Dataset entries

#####

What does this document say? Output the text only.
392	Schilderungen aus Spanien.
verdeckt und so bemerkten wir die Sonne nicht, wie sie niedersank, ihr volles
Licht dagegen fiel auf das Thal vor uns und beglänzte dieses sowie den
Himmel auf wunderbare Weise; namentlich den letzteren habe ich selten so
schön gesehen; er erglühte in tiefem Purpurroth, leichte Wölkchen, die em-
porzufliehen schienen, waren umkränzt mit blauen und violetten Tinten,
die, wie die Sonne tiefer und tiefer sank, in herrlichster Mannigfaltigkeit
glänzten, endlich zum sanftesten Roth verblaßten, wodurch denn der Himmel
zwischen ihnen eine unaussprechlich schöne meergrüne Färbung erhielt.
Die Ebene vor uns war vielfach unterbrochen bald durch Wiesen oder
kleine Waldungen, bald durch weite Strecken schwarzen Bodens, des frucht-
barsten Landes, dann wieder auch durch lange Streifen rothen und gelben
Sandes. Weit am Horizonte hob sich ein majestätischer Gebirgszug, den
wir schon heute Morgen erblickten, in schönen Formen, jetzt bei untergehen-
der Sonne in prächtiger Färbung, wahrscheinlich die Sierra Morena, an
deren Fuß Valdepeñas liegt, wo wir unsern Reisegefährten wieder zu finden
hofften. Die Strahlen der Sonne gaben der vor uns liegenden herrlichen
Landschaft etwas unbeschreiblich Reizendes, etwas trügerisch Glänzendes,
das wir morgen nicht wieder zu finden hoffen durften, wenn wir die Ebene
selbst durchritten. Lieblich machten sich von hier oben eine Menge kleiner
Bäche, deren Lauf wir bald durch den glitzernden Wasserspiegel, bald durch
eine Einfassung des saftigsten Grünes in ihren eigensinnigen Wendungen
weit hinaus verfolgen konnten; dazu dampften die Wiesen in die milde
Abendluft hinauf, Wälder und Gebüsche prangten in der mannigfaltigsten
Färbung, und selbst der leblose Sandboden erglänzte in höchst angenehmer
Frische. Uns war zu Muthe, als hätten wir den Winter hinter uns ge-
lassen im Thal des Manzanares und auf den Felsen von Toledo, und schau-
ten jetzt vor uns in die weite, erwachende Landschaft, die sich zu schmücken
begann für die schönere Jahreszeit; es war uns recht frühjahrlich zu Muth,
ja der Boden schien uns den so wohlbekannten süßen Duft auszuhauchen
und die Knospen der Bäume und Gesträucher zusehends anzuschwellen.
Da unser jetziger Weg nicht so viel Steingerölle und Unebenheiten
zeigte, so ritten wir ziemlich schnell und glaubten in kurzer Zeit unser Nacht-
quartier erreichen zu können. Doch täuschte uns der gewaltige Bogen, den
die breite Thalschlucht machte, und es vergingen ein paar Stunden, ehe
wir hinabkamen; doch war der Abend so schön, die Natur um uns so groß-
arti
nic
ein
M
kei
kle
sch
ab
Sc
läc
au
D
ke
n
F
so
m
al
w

#####

#### Requirement:
The records above must be repeated exactly, every one of them.

#### Correct answer:
What does this document say? Output the text only.
392	Schilderungen aus Spanien.
verdeckt und so bemerkten wir die Sonne nicht, wie sie niedersank, ihr volles
Licht dagegen fiel auf das Thal vor uns und beglänzte dieses sowie den
Himmel auf wunderbare Weise; namentlich den letzteren habe ich selten so
schön gesehen; er erglühte in tiefem Purpurroth, leichte Wölkchen, die em-
porzufliehen schienen, waren umkränzt mit blauen und violetten Tinten,
die, wie die Sonne tiefer und tiefer sank, in herrlichster Mannigfaltigkeit
glänzten, endlich zum sanftesten Roth verblaßten, wodurch denn der Himmel
zwischen ihnen eine unaussprechlich schöne meergrüne Färbung erhielt.
Die Ebene vor uns war vielfach unterbrochen bald durch Wiesen oder
kleine Waldungen, bald durch weite Strecken schwarzen Bodens, des frucht-
barsten Landes, dann wieder auch durch lange Streifen rothen und gelben
Sandes. Weit am Horizonte hob sich ein majestätischer Gebirgszug, den
wir schon heute Morgen erblickten, in schönen Formen, jetzt bei untergehen-
der Sonne in prächtiger Färbung, wahrscheinlich die Sierra Morena, an
deren Fuß Valdepeñas liegt, wo wir unsern Reisegefährten wieder zu finden
hofften. Die Strahlen der Sonne gaben der vor uns liegenden herrlichen
Landschaft etwas unbeschreiblich Reizendes, etwas trügerisch Glänzendes,
das wir morgen nicht wieder zu finden hoffen durften, wenn wir die Ebene
selbst durchritten. Lieblich machten sich von hier oben eine Menge kleiner
Bäche, deren Lauf wir bald durch den glitzernden Wasserspiegel, bald durch
eine Einfassung des saftigsten Grünes in ihren eigensinnigen Wendungen
weit hinaus verfolgen konnten; dazu dampften die Wiesen in die milde
Abendluft hinauf, Wälder und Gebüsche prangten in der mannigfaltigsten
Färbung, und selbst der leblose Sandboden erglänzte in höchst angenehmer
Frische. Uns war zu Muthe, als hätten wir den Winter hinter uns ge-
lassen im Thal des Manzanares und auf den Felsen von Toledo, und schau-
ten jetzt vor uns in die weite, erwachende Landschaft, die sich zu schmücken
begann für die schönere Jahreszeit; es war uns recht frühjahrlich zu Muth,
ja der Boden schien uns den so wohlbekannten süßen Duft auszuhauchen
und die Knospen der Bäume und Gesträucher zusehends anzuschwellen.
Da unser jetziger Weg nicht so viel Steingerölle und Unebenheiten
zeigte, so ritten wir ziemlich schnell und glaubten in kurzer Zeit unser Nacht-
quartier erreichen zu können. Doch täuschte uns der gewaltige Bogen, den
die breite Thalschlucht machte, und es vergingen ein paar Stunden, ehe
wir hinabkamen; doch war der Abend so schön, die Natur um uns so groß-
arti
nic
ein
M
kei
kle
sch
ab
Sc
läc
au
D
ke
n
F
so
m
al
w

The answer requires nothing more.